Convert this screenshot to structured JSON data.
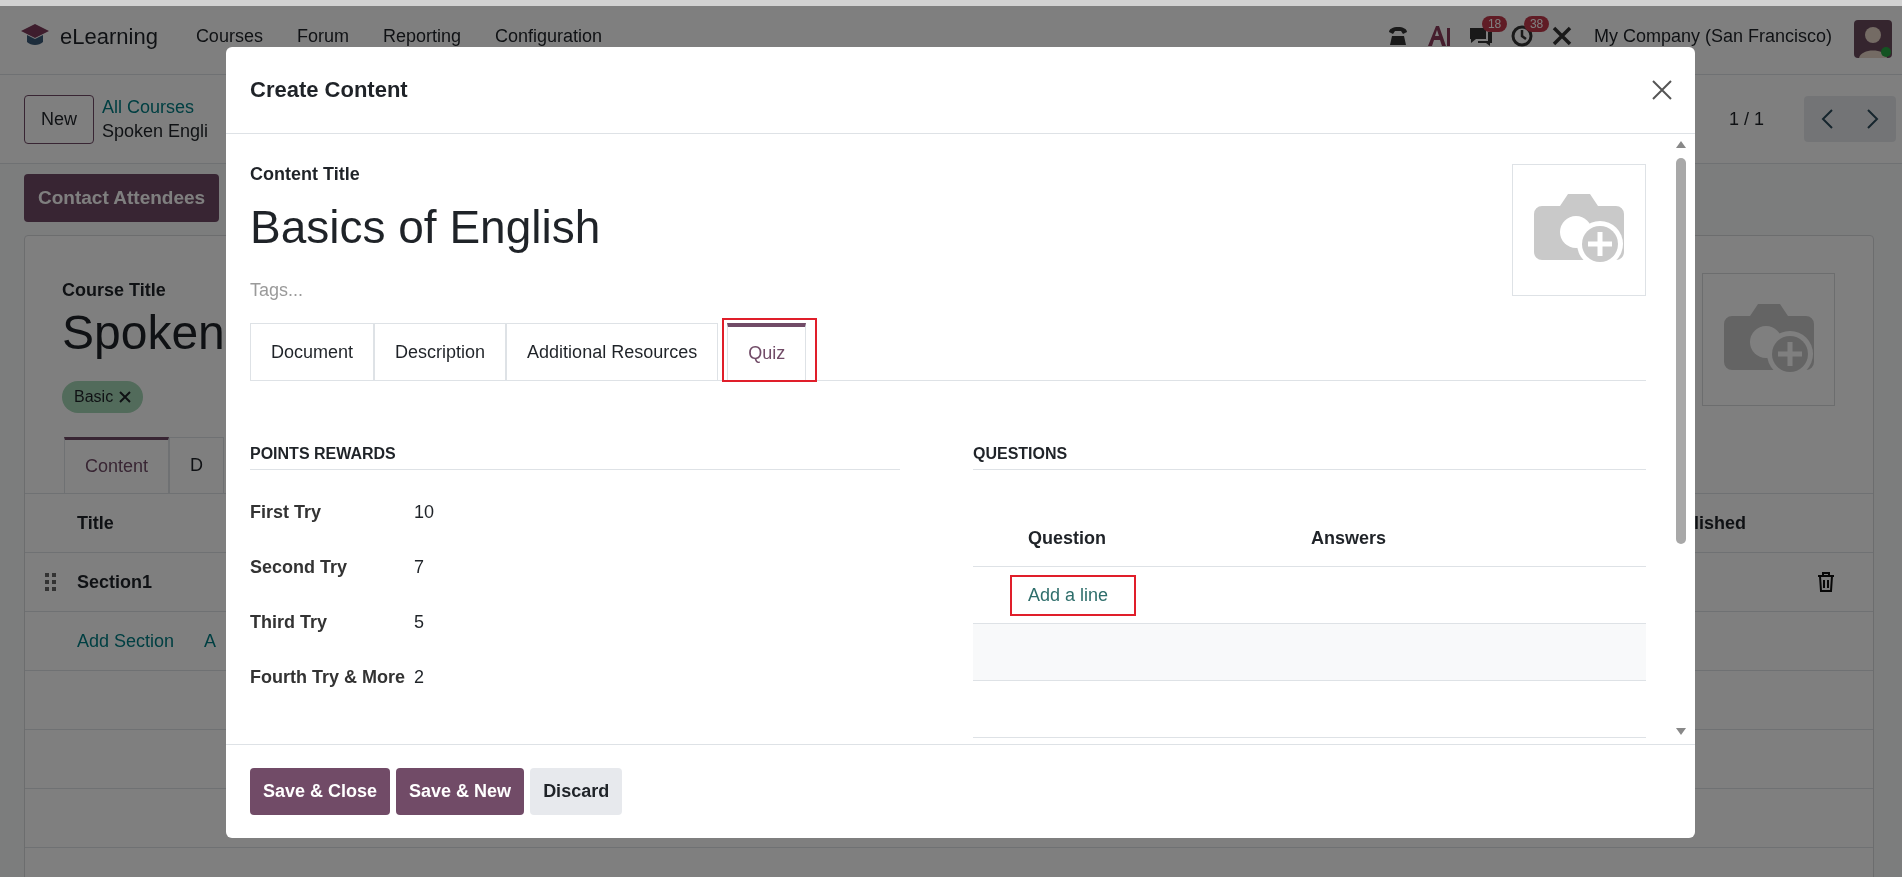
{
  "navbar": {
    "app_name": "eLearning",
    "menu": [
      "Courses",
      "Forum",
      "Reporting",
      "Configuration"
    ],
    "chat_count": "18",
    "activity_count": "38",
    "company": "My Company (San Francisco)"
  },
  "control_panel": {
    "new_button": "New",
    "breadcrumb_parent": "All Courses",
    "breadcrumb_current": "Spoken Engli",
    "pager": "1 / 1"
  },
  "action_button": "Contact Attendees",
  "course": {
    "title_label": "Course Title",
    "title": "Spoken",
    "tags": [
      "Basic"
    ],
    "tabs": [
      {
        "label": "Content",
        "selected": true
      },
      {
        "label": "D",
        "selected": false
      }
    ],
    "columns": [
      "Title",
      "lished"
    ],
    "rows": [
      {
        "title": "Section1"
      }
    ],
    "add_links": [
      "Add Section",
      "A"
    ]
  },
  "dialog": {
    "title": "Create Content",
    "content_title_label": "Content Title",
    "content_title": "Basics of English",
    "tags_placeholder": "Tags...",
    "tabs": [
      {
        "label": "Document",
        "selected": false,
        "highlighted": false
      },
      {
        "label": "Description",
        "selected": false,
        "highlighted": false
      },
      {
        "label": "Additional Resources",
        "selected": false,
        "highlighted": false
      },
      {
        "label": "Quiz",
        "selected": true,
        "highlighted": true
      }
    ],
    "points": {
      "heading": "POINTS REWARDS",
      "rows": [
        {
          "label": "First Try",
          "value": "10"
        },
        {
          "label": "Second Try",
          "value": "7"
        },
        {
          "label": "Third Try",
          "value": "5"
        },
        {
          "label": "Fourth Try & More",
          "value": "2"
        }
      ]
    },
    "questions": {
      "heading": "QUESTIONS",
      "columns": [
        "Question",
        "Answers"
      ],
      "add_line": {
        "label": "Add a line",
        "highlighted": true
      }
    },
    "buttons": [
      {
        "label": "Save & Close",
        "kind": "primary"
      },
      {
        "label": "Save & New",
        "kind": "primary"
      },
      {
        "label": "Discard",
        "kind": "secondary"
      }
    ]
  }
}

- SET PROBLEM
Reproduce each record above by retyping it exactly; omit all images.

- RESPONSE TO THIS TASK
Convert this screenshot to structured JSON data.
{
  "navbar": {
    "app_name": "eLearning",
    "menu": [
      "Courses",
      "Forum",
      "Reporting",
      "Configuration"
    ],
    "chat_count": "18",
    "activity_count": "38",
    "company": "My Company (San Francisco)"
  },
  "control_panel": {
    "new_button": "New",
    "breadcrumb_parent": "All Courses",
    "breadcrumb_current": "Spoken Engli",
    "pager": "1 / 1"
  },
  "action_button": "Contact Attendees",
  "course": {
    "title_label": "Course Title",
    "title": "Spoken",
    "tags": [
      "Basic"
    ],
    "tabs": [
      {
        "label": "Content",
        "selected": true
      },
      {
        "label": "D",
        "selected": false
      }
    ],
    "columns": [
      "Title",
      "lished"
    ],
    "rows": [
      {
        "title": "Section1"
      }
    ],
    "add_links": [
      "Add Section",
      "A"
    ]
  },
  "dialog": {
    "title": "Create Content",
    "content_title_label": "Content Title",
    "content_title": "Basics of English",
    "tags_placeholder": "Tags...",
    "tabs": [
      {
        "label": "Document",
        "selected": false,
        "highlighted": false
      },
      {
        "label": "Description",
        "selected": false,
        "highlighted": false
      },
      {
        "label": "Additional Resources",
        "selected": false,
        "highlighted": false
      },
      {
        "label": "Quiz",
        "selected": true,
        "highlighted": true
      }
    ],
    "points": {
      "heading": "POINTS REWARDS",
      "rows": [
        {
          "label": "First Try",
          "value": "10"
        },
        {
          "label": "Second Try",
          "value": "7"
        },
        {
          "label": "Third Try",
          "value": "5"
        },
        {
          "label": "Fourth Try & More",
          "value": "2"
        }
      ]
    },
    "questions": {
      "heading": "QUESTIONS",
      "columns": [
        "Question",
        "Answers"
      ],
      "add_line": {
        "label": "Add a line",
        "highlighted": true
      }
    },
    "buttons": [
      {
        "label": "Save & Close",
        "kind": "primary"
      },
      {
        "label": "Save & New",
        "kind": "primary"
      },
      {
        "label": "Discard",
        "kind": "secondary"
      }
    ]
  }
}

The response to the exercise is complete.